> [AIM]:
Find the line that contains "Type out the text in this image." in the entries below. Restate it and every line after it, word for word, with no pictures.

Dataset items:

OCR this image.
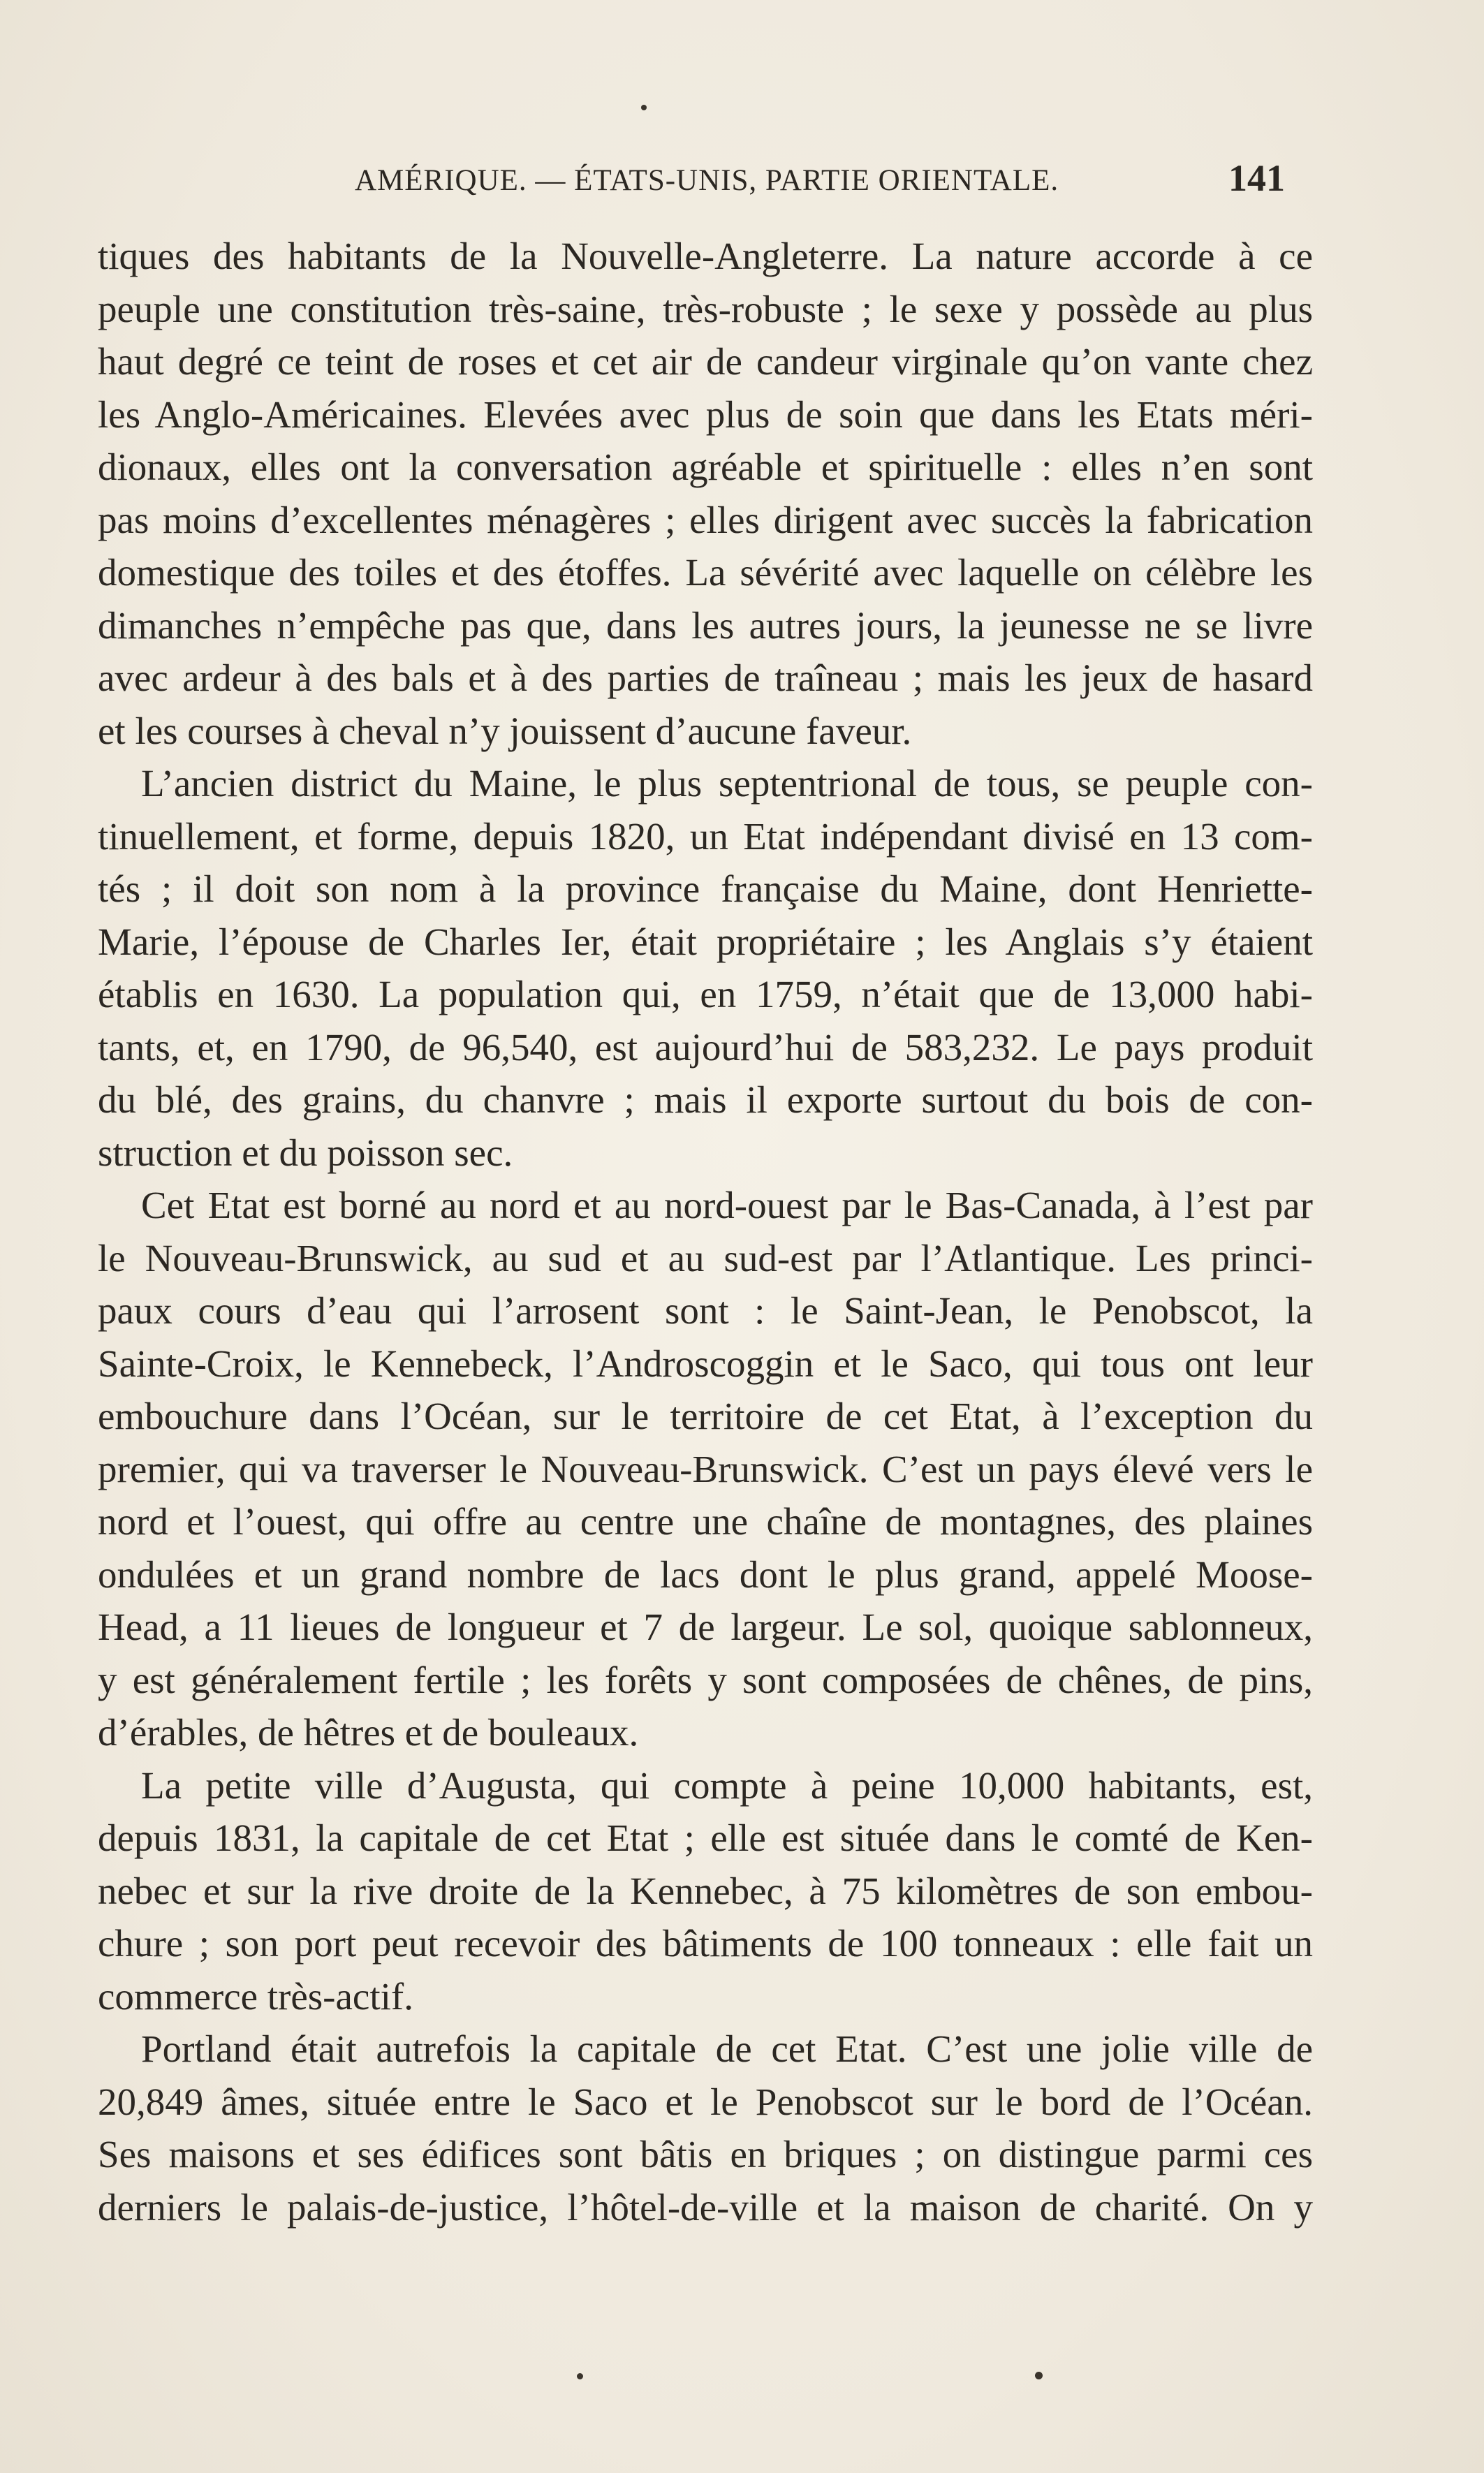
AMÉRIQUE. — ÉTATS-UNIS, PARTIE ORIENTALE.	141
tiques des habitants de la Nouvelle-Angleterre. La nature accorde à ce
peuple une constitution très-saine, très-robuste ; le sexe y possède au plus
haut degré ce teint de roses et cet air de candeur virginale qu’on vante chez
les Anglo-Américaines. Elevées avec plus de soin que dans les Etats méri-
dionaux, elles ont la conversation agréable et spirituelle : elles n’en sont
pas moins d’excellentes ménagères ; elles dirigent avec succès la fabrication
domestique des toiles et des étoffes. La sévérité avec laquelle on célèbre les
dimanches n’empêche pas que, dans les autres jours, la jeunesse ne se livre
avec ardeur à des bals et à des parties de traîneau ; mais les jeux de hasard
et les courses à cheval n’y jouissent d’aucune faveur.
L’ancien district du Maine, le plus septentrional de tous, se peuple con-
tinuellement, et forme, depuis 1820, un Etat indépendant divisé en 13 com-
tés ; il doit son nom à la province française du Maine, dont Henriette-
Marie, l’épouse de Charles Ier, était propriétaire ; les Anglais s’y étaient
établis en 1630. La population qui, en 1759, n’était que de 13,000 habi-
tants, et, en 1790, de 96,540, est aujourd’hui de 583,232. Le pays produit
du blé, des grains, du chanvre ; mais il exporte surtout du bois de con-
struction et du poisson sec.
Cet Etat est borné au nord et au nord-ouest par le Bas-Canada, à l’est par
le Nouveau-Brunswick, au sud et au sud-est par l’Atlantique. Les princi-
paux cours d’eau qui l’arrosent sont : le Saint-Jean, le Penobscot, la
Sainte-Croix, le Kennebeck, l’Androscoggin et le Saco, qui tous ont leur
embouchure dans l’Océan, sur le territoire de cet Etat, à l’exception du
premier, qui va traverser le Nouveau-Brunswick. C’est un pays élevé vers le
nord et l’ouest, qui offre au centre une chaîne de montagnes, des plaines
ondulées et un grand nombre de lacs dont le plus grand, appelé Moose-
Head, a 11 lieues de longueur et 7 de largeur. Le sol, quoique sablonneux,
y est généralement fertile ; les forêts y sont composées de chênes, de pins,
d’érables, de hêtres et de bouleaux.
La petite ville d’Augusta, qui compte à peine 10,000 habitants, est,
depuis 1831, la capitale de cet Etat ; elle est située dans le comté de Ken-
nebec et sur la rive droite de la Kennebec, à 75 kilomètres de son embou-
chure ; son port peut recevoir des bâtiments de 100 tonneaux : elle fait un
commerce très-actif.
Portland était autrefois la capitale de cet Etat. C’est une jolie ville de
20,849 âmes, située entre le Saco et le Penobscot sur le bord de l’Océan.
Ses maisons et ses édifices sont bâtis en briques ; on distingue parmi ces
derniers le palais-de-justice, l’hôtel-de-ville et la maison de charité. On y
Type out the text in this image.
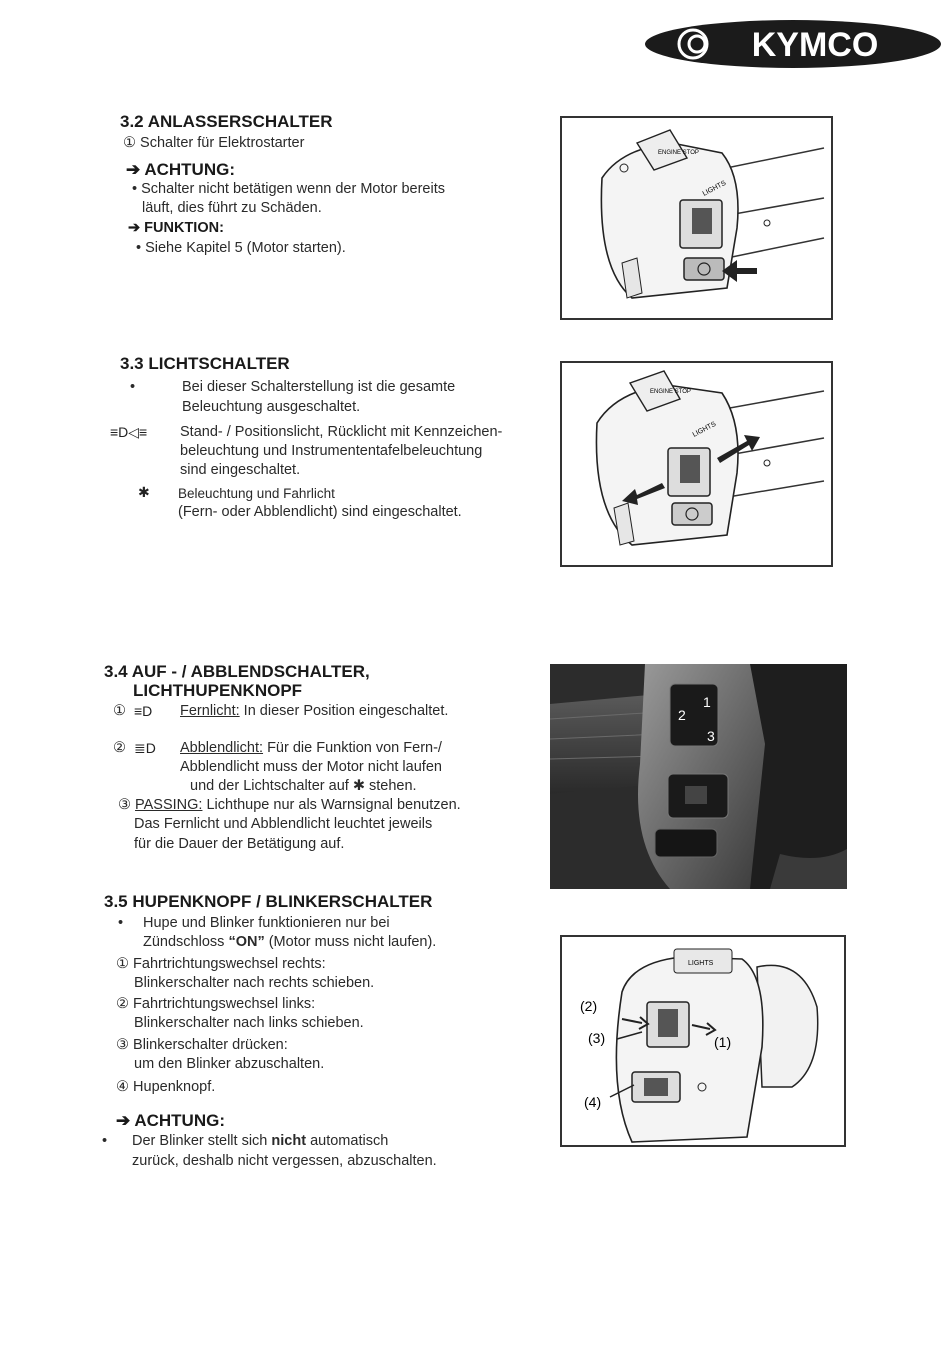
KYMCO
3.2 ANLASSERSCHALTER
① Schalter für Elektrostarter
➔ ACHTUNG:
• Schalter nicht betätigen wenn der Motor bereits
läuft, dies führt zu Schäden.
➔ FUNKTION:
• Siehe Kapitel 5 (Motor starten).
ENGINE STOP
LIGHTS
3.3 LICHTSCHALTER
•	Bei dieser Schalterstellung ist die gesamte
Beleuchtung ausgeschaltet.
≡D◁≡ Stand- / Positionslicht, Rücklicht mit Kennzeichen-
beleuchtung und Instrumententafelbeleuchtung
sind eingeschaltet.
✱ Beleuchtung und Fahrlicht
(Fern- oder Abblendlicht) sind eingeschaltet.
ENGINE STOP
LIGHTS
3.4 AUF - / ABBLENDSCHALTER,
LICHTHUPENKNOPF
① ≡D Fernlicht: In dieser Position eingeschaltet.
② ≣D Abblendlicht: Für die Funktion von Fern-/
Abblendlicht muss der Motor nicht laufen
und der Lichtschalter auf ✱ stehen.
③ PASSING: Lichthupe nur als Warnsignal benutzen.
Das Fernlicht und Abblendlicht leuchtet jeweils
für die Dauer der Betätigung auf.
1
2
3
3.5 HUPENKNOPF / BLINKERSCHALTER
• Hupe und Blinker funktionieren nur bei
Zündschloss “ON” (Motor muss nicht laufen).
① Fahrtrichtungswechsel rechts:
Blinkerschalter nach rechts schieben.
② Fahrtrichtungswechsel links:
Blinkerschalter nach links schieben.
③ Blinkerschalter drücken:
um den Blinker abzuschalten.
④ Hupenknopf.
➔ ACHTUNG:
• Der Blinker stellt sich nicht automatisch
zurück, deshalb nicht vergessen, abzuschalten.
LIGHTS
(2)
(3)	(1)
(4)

> [CORRECT RESPONSE]:
Type out the text in this image.
KYMCO
3.2 ANLASSERSCHALTER
① Schalter für Elektrostarter
➔ ACHTUNG:
• Schalter nicht betätigen wenn der Motor bereits
läuft, dies führt zu Schäden.
➔ FUNKTION:
• Siehe Kapitel 5 (Motor starten).
ENGINE STOP
LIGHTS
3.3 LICHTSCHALTER
•	Bei dieser Schalterstellung ist die gesamte
Beleuchtung ausgeschaltet.
≡D◁≡ Stand- / Positionslicht, Rücklicht mit Kennzeichen-
beleuchtung und Instrumententafelbeleuchtung
sind eingeschaltet.
✱ Beleuchtung und Fahrlicht
(Fern- oder Abblendlicht) sind eingeschaltet.
ENGINE STOP
LIGHTS
3.4 AUF - / ABBLENDSCHALTER,
LICHTHUPENKNOPF
① ≡D Fernlicht: In dieser Position eingeschaltet.
② ≣D Abblendlicht: Für die Funktion von Fern-/
Abblendlicht muss der Motor nicht laufen
und der Lichtschalter auf ✱ stehen.
③ PASSING: Lichthupe nur als Warnsignal benutzen.
Das Fernlicht und Abblendlicht leuchtet jeweils
für die Dauer der Betätigung auf.
1
2
3
3.5 HUPENKNOPF / BLINKERSCHALTER
• Hupe und Blinker funktionieren nur bei
Zündschloss “ON” (Motor muss nicht laufen).
① Fahrtrichtungswechsel rechts:
Blinkerschalter nach rechts schieben.
② Fahrtrichtungswechsel links:
Blinkerschalter nach links schieben.
③ Blinkerschalter drücken:
um den Blinker abzuschalten.
④ Hupenknopf.
➔ ACHTUNG:
• Der Blinker stellt sich nicht automatisch
zurück, deshalb nicht vergessen, abzuschalten.
LIGHTS
(2)
(3)	(1)
(4)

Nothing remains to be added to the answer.